● **YOUR OBJECTIVE**
Search the material below for the string "matches" and list each line that holds it.

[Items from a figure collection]
····················

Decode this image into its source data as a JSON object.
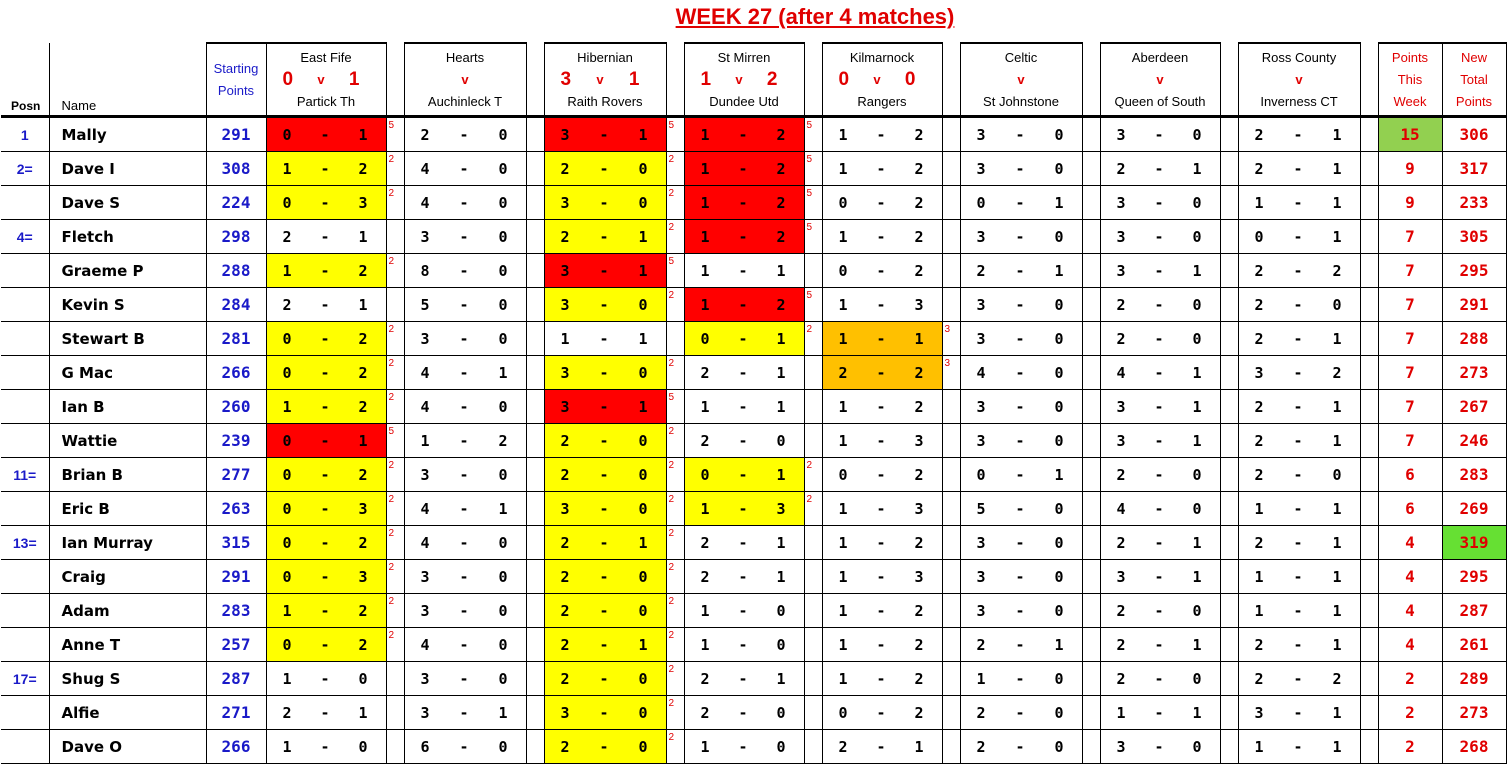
{
  "title": "WEEK 27 (after 4 matches)",
  "colors": {
    "points_5": "#ff0000",
    "points_3": "#ffc000",
    "points_2": "#ffff00",
    "top_week": "#92d050",
    "top_total": "#66e033"
  },
  "headers": {
    "posn": "Posn",
    "name": "Name",
    "starting_1": "Starting",
    "starting_2": "Points",
    "week_1": "Points",
    "week_2": "This",
    "week_3": "Week",
    "total_1": "New",
    "total_2": "Total",
    "total_3": "Points",
    "vs": "v"
  },
  "matches": [
    {
      "home": "East Fife",
      "away": "Partick Th",
      "home_score": "0",
      "away_score": "1",
      "has_points": true
    },
    {
      "home": "Hearts",
      "away": "Auchinleck T",
      "home_score": "",
      "away_score": "",
      "has_points": false
    },
    {
      "home": "Hibernian",
      "away": "Raith Rovers",
      "home_score": "3",
      "away_score": "1",
      "has_points": true
    },
    {
      "home": "St Mirren",
      "away": "Dundee Utd",
      "home_score": "1",
      "away_score": "2",
      "has_points": true
    },
    {
      "home": "Kilmarnock",
      "away": "Rangers",
      "home_score": "0",
      "away_score": "0",
      "has_points": true
    },
    {
      "home": "Celtic",
      "away": "St Johnstone",
      "home_score": "",
      "away_score": "",
      "has_points": false
    },
    {
      "home": "Aberdeen",
      "away": "Queen of South",
      "home_score": "",
      "away_score": "",
      "has_points": false
    },
    {
      "home": "Ross County",
      "away": "Inverness CT",
      "home_score": "",
      "away_score": "",
      "has_points": false
    }
  ],
  "rows": [
    {
      "posn": "1",
      "name": "Mally",
      "start": "291",
      "preds": [
        [
          "0",
          "1",
          "5"
        ],
        [
          "2",
          "0",
          ""
        ],
        [
          "3",
          "1",
          "5"
        ],
        [
          "1",
          "2",
          "5"
        ],
        [
          "1",
          "2",
          ""
        ],
        [
          "3",
          "0",
          ""
        ],
        [
          "3",
          "0",
          ""
        ],
        [
          "2",
          "1",
          ""
        ]
      ],
      "week": "15",
      "total": "306",
      "week_highlight": true
    },
    {
      "posn": "2=",
      "name": "Dave I",
      "start": "308",
      "preds": [
        [
          "1",
          "2",
          "2"
        ],
        [
          "4",
          "0",
          ""
        ],
        [
          "2",
          "0",
          "2"
        ],
        [
          "1",
          "2",
          "5"
        ],
        [
          "1",
          "2",
          ""
        ],
        [
          "3",
          "0",
          ""
        ],
        [
          "2",
          "1",
          ""
        ],
        [
          "2",
          "1",
          ""
        ]
      ],
      "week": "9",
      "total": "317"
    },
    {
      "posn": "",
      "name": "Dave S",
      "start": "224",
      "preds": [
        [
          "0",
          "3",
          "2"
        ],
        [
          "4",
          "0",
          ""
        ],
        [
          "3",
          "0",
          "2"
        ],
        [
          "1",
          "2",
          "5"
        ],
        [
          "0",
          "2",
          ""
        ],
        [
          "0",
          "1",
          ""
        ],
        [
          "3",
          "0",
          ""
        ],
        [
          "1",
          "1",
          ""
        ]
      ],
      "week": "9",
      "total": "233"
    },
    {
      "posn": "4=",
      "name": "Fletch",
      "start": "298",
      "preds": [
        [
          "2",
          "1",
          ""
        ],
        [
          "3",
          "0",
          ""
        ],
        [
          "2",
          "1",
          "2"
        ],
        [
          "1",
          "2",
          "5"
        ],
        [
          "1",
          "2",
          ""
        ],
        [
          "3",
          "0",
          ""
        ],
        [
          "3",
          "0",
          ""
        ],
        [
          "0",
          "1",
          ""
        ]
      ],
      "week": "7",
      "total": "305"
    },
    {
      "posn": "",
      "name": "Graeme P",
      "start": "288",
      "preds": [
        [
          "1",
          "2",
          "2"
        ],
        [
          "8",
          "0",
          ""
        ],
        [
          "3",
          "1",
          "5"
        ],
        [
          "1",
          "1",
          ""
        ],
        [
          "0",
          "2",
          ""
        ],
        [
          "2",
          "1",
          ""
        ],
        [
          "3",
          "1",
          ""
        ],
        [
          "2",
          "2",
          ""
        ]
      ],
      "week": "7",
      "total": "295"
    },
    {
      "posn": "",
      "name": "Kevin S",
      "start": "284",
      "preds": [
        [
          "2",
          "1",
          ""
        ],
        [
          "5",
          "0",
          ""
        ],
        [
          "3",
          "0",
          "2"
        ],
        [
          "1",
          "2",
          "5"
        ],
        [
          "1",
          "3",
          ""
        ],
        [
          "3",
          "0",
          ""
        ],
        [
          "2",
          "0",
          ""
        ],
        [
          "2",
          "0",
          ""
        ]
      ],
      "week": "7",
      "total": "291"
    },
    {
      "posn": "",
      "name": "Stewart B",
      "start": "281",
      "preds": [
        [
          "0",
          "2",
          "2"
        ],
        [
          "3",
          "0",
          ""
        ],
        [
          "1",
          "1",
          ""
        ],
        [
          "0",
          "1",
          "2"
        ],
        [
          "1",
          "1",
          "3"
        ],
        [
          "3",
          "0",
          ""
        ],
        [
          "2",
          "0",
          ""
        ],
        [
          "2",
          "1",
          ""
        ]
      ],
      "week": "7",
      "total": "288"
    },
    {
      "posn": "",
      "name": "G Mac",
      "start": "266",
      "preds": [
        [
          "0",
          "2",
          "2"
        ],
        [
          "4",
          "1",
          ""
        ],
        [
          "3",
          "0",
          "2"
        ],
        [
          "2",
          "1",
          ""
        ],
        [
          "2",
          "2",
          "3"
        ],
        [
          "4",
          "0",
          ""
        ],
        [
          "4",
          "1",
          ""
        ],
        [
          "3",
          "2",
          ""
        ]
      ],
      "week": "7",
      "total": "273"
    },
    {
      "posn": "",
      "name": "Ian B",
      "start": "260",
      "preds": [
        [
          "1",
          "2",
          "2"
        ],
        [
          "4",
          "0",
          ""
        ],
        [
          "3",
          "1",
          "5"
        ],
        [
          "1",
          "1",
          ""
        ],
        [
          "1",
          "2",
          ""
        ],
        [
          "3",
          "0",
          ""
        ],
        [
          "3",
          "1",
          ""
        ],
        [
          "2",
          "1",
          ""
        ]
      ],
      "week": "7",
      "total": "267"
    },
    {
      "posn": "",
      "name": "Wattie",
      "start": "239",
      "preds": [
        [
          "0",
          "1",
          "5"
        ],
        [
          "1",
          "2",
          ""
        ],
        [
          "2",
          "0",
          "2"
        ],
        [
          "2",
          "0",
          ""
        ],
        [
          "1",
          "3",
          ""
        ],
        [
          "3",
          "0",
          ""
        ],
        [
          "3",
          "1",
          ""
        ],
        [
          "2",
          "1",
          ""
        ]
      ],
      "week": "7",
      "total": "246"
    },
    {
      "posn": "11=",
      "name": "Brian B",
      "start": "277",
      "preds": [
        [
          "0",
          "2",
          "2"
        ],
        [
          "3",
          "0",
          ""
        ],
        [
          "2",
          "0",
          "2"
        ],
        [
          "0",
          "1",
          "2"
        ],
        [
          "0",
          "2",
          ""
        ],
        [
          "0",
          "1",
          ""
        ],
        [
          "2",
          "0",
          ""
        ],
        [
          "2",
          "0",
          ""
        ]
      ],
      "week": "6",
      "total": "283"
    },
    {
      "posn": "",
      "name": "Eric B",
      "start": "263",
      "preds": [
        [
          "0",
          "3",
          "2"
        ],
        [
          "4",
          "1",
          ""
        ],
        [
          "3",
          "0",
          "2"
        ],
        [
          "1",
          "3",
          "2"
        ],
        [
          "1",
          "3",
          ""
        ],
        [
          "5",
          "0",
          ""
        ],
        [
          "4",
          "0",
          ""
        ],
        [
          "1",
          "1",
          ""
        ]
      ],
      "week": "6",
      "total": "269"
    },
    {
      "posn": "13=",
      "name": "Ian Murray",
      "start": "315",
      "preds": [
        [
          "0",
          "2",
          "2"
        ],
        [
          "4",
          "0",
          ""
        ],
        [
          "2",
          "1",
          "2"
        ],
        [
          "2",
          "1",
          ""
        ],
        [
          "1",
          "2",
          ""
        ],
        [
          "3",
          "0",
          ""
        ],
        [
          "2",
          "1",
          ""
        ],
        [
          "2",
          "1",
          ""
        ]
      ],
      "week": "4",
      "total": "319",
      "total_highlight": true
    },
    {
      "posn": "",
      "name": "Craig",
      "start": "291",
      "preds": [
        [
          "0",
          "3",
          "2"
        ],
        [
          "3",
          "0",
          ""
        ],
        [
          "2",
          "0",
          "2"
        ],
        [
          "2",
          "1",
          ""
        ],
        [
          "1",
          "3",
          ""
        ],
        [
          "3",
          "0",
          ""
        ],
        [
          "3",
          "1",
          ""
        ],
        [
          "1",
          "1",
          ""
        ]
      ],
      "week": "4",
      "total": "295"
    },
    {
      "posn": "",
      "name": "Adam",
      "start": "283",
      "preds": [
        [
          "1",
          "2",
          "2"
        ],
        [
          "3",
          "0",
          ""
        ],
        [
          "2",
          "0",
          "2"
        ],
        [
          "1",
          "0",
          ""
        ],
        [
          "1",
          "2",
          ""
        ],
        [
          "3",
          "0",
          ""
        ],
        [
          "2",
          "0",
          ""
        ],
        [
          "1",
          "1",
          ""
        ]
      ],
      "week": "4",
      "total": "287"
    },
    {
      "posn": "",
      "name": "Anne T",
      "start": "257",
      "preds": [
        [
          "0",
          "2",
          "2"
        ],
        [
          "4",
          "0",
          ""
        ],
        [
          "2",
          "1",
          "2"
        ],
        [
          "1",
          "0",
          ""
        ],
        [
          "1",
          "2",
          ""
        ],
        [
          "2",
          "1",
          ""
        ],
        [
          "2",
          "1",
          ""
        ],
        [
          "2",
          "1",
          ""
        ]
      ],
      "week": "4",
      "total": "261"
    },
    {
      "posn": "17=",
      "name": "Shug S",
      "start": "287",
      "preds": [
        [
          "1",
          "0",
          ""
        ],
        [
          "3",
          "0",
          ""
        ],
        [
          "2",
          "0",
          "2"
        ],
        [
          "2",
          "1",
          ""
        ],
        [
          "1",
          "2",
          ""
        ],
        [
          "1",
          "0",
          ""
        ],
        [
          "2",
          "0",
          ""
        ],
        [
          "2",
          "2",
          ""
        ]
      ],
      "week": "2",
      "total": "289"
    },
    {
      "posn": "",
      "name": "Alfie",
      "start": "271",
      "preds": [
        [
          "2",
          "1",
          ""
        ],
        [
          "3",
          "1",
          ""
        ],
        [
          "3",
          "0",
          "2"
        ],
        [
          "2",
          "0",
          ""
        ],
        [
          "0",
          "2",
          ""
        ],
        [
          "2",
          "0",
          ""
        ],
        [
          "1",
          "1",
          ""
        ],
        [
          "3",
          "1",
          ""
        ]
      ],
      "week": "2",
      "total": "273"
    },
    {
      "posn": "",
      "name": "Dave O",
      "start": "266",
      "preds": [
        [
          "1",
          "0",
          ""
        ],
        [
          "6",
          "0",
          ""
        ],
        [
          "2",
          "0",
          "2"
        ],
        [
          "1",
          "0",
          ""
        ],
        [
          "2",
          "1",
          ""
        ],
        [
          "2",
          "0",
          ""
        ],
        [
          "3",
          "0",
          ""
        ],
        [
          "1",
          "1",
          ""
        ]
      ],
      "week": "2",
      "total": "268"
    }
  ]
}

····················

● **TASK OUTPUT**
  "title": "WEEK 27 (after 4 matches)",
  "matches": [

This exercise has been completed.